The Translator Ewald Osers, the Recipient of the Pavol Országh Hviezdoslav Prize for Translation of Slovak literature

Interview with Ewald Osers

MILAN RICHTER: Without exaggeration you are one of the most experienced and longest „serving“ translators in Europe. You, indeed, started translating Czech (and even Slovak) contemporary poetry into German, your mother tongue, and publishing your translations when you were not even 20 years old. This happened over 70 years ago. Which authors, works, poetry did you consider the greatest challenge? And which of them was your greatest success?

EWALD OSERS: These are difficult questions. The greatest technical challenge was probably Vítĕzslav Nezval's Edison. Rhymed couplets, of course, have a long tradition in English poetry, thanks mainly to Alexander Pope, but Nezval manages to tell the entirely serious story of Thomas Edison with occasional tongue-in-cheek turns of phrase and a great many unexpected "fun rhymes" – and these had all to be rendered in English. To my own surprise, however, this proved easier than I had expected – or perhaps it was easier because I enjoyed the linguistic and prosodic challenge and the result was applauded by several competent judges. The greatest success were probably my translations of Jaroslav Seifert's late poetry. They not only earned me the European Poetry Translation Prize but, more importantly, played a major part in getting Seifert the Nobel Prize for Literature. Whereas I was attracted to Nezval by his linguistic brilliance and poetic fireworks, what attracted me to Seifert was his slightly nostalgic looking-back to his youth and his love of Prague. I have often thought that if I were a major poet, I would be writing poetry very much like Seifert's. My translations of Seifert's poems were frequently republished, sometimes as the "texts" to photographic works, and I owe most of my Czech awards to my Seifert translations.

MILAN RICHTER: Your encounter with Slovak poetry started in 1937 – Lukáč and Novomeský were well established poets then. Some 30 years later, after dozens of translations from Czech, German and Bulgarian, you returned to Slovak poets and became interested in Miroslav Válek’s poems. What did you find so fascinating in his verses, in his poetic world?
■ ■ ■ ■ ■
= Set exercise =
In the interview with Ewald Osers, which work does he name as the greatest technical challenge he faced as a translator? The data that come next are separate material with no connection to the interview.

Extracted data entries
■ ■ ■ ■ ■
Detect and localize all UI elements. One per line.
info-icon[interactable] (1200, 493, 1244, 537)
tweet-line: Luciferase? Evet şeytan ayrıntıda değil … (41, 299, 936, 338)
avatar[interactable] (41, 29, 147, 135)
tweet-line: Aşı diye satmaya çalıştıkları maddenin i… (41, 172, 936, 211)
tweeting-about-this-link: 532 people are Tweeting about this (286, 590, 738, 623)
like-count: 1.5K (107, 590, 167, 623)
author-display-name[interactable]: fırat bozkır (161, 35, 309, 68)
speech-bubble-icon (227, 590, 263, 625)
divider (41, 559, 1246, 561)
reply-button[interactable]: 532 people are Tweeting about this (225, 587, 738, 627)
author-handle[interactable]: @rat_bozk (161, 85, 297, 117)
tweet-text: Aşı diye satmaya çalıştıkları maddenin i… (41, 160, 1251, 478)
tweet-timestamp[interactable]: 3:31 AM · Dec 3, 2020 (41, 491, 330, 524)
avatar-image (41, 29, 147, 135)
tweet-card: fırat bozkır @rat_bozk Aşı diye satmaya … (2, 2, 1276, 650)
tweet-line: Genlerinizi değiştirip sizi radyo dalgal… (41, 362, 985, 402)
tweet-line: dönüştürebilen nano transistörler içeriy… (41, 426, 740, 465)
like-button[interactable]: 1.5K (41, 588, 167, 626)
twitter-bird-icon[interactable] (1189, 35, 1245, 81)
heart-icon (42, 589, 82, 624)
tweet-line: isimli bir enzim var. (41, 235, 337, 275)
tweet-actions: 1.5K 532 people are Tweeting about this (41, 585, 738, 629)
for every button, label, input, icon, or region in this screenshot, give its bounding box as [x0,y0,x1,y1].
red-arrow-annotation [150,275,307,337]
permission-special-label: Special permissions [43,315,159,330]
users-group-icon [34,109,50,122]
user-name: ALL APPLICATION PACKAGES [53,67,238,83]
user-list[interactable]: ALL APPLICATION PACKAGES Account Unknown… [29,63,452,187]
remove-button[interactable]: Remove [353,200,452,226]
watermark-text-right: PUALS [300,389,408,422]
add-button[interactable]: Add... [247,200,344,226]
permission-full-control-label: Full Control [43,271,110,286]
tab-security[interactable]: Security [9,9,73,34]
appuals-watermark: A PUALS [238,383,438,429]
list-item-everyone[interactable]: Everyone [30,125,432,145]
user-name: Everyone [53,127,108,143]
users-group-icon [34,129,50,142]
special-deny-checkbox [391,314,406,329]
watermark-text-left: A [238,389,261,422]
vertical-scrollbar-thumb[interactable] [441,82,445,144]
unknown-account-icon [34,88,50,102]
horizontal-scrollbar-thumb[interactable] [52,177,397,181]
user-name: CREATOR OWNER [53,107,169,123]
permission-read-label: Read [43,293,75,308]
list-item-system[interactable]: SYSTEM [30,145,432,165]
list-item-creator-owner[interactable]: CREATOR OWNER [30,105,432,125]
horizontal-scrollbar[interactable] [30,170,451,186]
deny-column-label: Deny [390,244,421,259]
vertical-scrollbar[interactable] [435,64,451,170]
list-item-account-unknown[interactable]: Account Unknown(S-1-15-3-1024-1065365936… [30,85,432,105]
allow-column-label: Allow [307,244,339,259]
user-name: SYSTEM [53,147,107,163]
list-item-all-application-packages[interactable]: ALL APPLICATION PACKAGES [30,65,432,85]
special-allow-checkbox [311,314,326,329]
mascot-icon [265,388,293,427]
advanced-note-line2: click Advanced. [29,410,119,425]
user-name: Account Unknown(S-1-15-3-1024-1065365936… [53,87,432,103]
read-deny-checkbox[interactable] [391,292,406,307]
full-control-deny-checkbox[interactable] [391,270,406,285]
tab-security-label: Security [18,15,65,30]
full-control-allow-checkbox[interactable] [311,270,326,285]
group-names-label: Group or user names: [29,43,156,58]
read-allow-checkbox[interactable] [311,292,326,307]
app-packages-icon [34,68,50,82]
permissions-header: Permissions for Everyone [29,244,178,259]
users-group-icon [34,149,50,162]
■ ■ ■ ■ ■
= The output =
Vítĕzslav Nezval's Edison.